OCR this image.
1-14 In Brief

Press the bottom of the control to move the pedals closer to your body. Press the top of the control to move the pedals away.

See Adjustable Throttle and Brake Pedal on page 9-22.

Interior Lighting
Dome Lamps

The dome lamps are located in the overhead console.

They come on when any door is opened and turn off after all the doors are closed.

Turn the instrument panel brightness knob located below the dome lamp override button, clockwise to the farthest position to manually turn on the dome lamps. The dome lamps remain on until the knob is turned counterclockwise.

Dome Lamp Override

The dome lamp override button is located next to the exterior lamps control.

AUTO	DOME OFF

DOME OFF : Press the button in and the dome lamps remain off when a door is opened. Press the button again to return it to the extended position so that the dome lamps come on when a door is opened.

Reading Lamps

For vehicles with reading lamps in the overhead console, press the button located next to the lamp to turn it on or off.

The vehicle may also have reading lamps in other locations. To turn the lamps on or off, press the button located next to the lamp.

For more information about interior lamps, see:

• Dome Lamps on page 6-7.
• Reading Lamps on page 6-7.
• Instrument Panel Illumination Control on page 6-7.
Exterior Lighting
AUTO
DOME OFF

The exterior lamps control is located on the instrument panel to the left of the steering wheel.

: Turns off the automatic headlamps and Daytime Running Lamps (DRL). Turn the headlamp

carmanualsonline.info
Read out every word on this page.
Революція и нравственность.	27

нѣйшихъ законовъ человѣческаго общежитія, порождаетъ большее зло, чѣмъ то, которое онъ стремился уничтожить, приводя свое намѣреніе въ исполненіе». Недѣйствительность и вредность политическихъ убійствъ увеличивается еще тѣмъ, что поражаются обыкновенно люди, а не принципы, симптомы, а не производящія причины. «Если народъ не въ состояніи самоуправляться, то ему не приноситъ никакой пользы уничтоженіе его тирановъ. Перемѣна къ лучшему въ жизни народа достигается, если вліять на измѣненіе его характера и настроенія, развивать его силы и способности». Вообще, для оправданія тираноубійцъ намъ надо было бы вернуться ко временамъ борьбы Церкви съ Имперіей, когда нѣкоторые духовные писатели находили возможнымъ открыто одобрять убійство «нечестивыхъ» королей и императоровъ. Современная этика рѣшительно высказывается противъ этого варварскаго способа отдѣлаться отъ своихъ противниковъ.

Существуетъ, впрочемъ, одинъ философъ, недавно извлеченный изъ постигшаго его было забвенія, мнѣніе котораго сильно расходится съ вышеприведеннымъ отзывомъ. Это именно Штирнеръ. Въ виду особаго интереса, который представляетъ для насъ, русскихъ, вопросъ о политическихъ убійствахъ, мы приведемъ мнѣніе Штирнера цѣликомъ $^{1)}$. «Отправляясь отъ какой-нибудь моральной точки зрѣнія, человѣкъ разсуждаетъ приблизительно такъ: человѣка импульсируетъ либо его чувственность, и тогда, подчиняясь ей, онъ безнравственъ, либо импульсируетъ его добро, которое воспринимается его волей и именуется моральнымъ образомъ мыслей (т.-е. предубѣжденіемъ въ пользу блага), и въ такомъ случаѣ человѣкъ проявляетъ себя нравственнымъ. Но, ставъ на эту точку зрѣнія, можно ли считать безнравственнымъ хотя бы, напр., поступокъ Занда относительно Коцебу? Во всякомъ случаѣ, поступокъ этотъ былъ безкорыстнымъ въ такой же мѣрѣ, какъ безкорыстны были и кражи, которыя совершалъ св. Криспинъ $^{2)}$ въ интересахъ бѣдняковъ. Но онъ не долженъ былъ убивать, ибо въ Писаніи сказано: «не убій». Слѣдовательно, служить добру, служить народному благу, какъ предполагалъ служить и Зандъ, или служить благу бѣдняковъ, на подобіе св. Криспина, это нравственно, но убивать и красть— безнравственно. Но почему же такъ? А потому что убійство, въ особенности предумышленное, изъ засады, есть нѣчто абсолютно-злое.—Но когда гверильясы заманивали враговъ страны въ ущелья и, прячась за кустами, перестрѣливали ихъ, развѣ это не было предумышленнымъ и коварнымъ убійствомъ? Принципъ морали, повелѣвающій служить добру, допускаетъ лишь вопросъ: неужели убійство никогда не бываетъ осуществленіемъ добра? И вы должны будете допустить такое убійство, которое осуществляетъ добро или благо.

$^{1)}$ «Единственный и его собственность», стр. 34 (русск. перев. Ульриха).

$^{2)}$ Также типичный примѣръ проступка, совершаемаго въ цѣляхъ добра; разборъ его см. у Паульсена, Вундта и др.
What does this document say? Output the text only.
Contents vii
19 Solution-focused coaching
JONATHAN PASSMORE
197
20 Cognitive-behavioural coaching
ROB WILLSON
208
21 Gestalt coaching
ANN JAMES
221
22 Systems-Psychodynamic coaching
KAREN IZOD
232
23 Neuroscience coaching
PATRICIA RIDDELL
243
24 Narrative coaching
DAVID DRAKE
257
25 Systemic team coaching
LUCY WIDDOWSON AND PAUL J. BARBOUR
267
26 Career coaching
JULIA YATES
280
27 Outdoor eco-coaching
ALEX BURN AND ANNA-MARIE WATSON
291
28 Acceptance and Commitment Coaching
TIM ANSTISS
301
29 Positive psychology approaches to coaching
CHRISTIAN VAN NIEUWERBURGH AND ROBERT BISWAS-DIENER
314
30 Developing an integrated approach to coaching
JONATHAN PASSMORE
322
------
◆ **Given request**:
Filter out every line that lacks the word "Lighting", and copy the rest.

◆ **Solution for this problem**:
Interior Lighting
Exterior Lighting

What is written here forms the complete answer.